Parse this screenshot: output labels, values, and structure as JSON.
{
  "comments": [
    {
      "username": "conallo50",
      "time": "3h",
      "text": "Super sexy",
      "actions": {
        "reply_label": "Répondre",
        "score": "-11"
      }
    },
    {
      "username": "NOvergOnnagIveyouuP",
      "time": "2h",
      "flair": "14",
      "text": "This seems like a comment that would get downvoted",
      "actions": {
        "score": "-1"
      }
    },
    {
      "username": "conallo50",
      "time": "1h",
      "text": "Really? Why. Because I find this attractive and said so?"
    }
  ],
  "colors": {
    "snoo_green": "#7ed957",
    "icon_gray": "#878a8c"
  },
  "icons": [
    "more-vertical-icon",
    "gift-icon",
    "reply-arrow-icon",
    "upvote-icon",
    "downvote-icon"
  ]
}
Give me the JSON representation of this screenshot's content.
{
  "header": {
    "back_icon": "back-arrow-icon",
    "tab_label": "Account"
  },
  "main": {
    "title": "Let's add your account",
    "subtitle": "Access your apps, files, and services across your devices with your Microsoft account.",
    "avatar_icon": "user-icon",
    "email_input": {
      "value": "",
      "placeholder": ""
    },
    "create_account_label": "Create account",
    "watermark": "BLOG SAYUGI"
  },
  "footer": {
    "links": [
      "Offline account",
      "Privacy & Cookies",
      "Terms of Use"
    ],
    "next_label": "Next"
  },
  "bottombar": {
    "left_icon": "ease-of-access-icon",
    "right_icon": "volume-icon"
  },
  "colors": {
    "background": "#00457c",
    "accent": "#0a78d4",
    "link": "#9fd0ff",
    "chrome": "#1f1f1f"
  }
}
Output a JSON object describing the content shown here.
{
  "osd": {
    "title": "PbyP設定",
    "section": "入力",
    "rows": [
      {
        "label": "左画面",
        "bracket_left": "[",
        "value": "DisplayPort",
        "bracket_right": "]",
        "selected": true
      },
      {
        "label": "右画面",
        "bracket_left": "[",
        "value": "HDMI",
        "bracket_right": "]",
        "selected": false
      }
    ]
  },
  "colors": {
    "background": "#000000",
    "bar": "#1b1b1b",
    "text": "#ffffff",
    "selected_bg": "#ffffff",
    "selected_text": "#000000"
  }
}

===============

AIM OF THE EXERCISE:
Copy only this span: the line that contains "Give me the", the last line, and every line between them.

ANSWER TO THIS TASK:
Give me the JSON representation of this screenshot's content.
{
  "header": {
    "back_icon": "back-arrow-icon",
    "tab_label": "Account"
  },
  "main": {
    "title": "Let's add your account",
    "subtitle": "Access your apps, files, and services across your devices with your Microsoft account.",
    "avatar_icon": "user-icon",
    "email_input": {
      "value": "",
      "placeholder": ""
    },
    "create_account_label": "Create account",
    "watermark": "BLOG SAYUGI"
  },
  "footer": {
    "links": [
      "Offline account",
      "Privacy & Cookies",
      "Terms of Use"
    ],
    "next_label": "Next"
  },
  "bottombar": {
    "left_icon": "ease-of-access-icon",
    "right_icon": "volume-icon"
  },
  "colors": {
    "background": "#00457c",
    "accent": "#0a78d4",
    "link": "#9fd0ff",
    "chrome": "#1f1f1f"
  }
}
Output a JSON object describing the content shown here.
{
  "osd": {
    "title": "PbyP設定",
    "section": "入力",
    "rows": [
      {
        "label": "左画面",
        "bracket_left": "[",
        "value": "DisplayPort",
        "bracket_right": "]",
        "selected": true
      },
      {
        "label": "右画面",
        "bracket_left": "[",
        "value": "HDMI",
        "bracket_right": "]",
        "selected": false
      }
    ]
  },
  "colors": {
    "background": "#000000",
    "bar": "#1b1b1b",
    "text": "#ffffff",
    "selected_bg": "#ffffff",
    "selected_text": "#000000"
  }
}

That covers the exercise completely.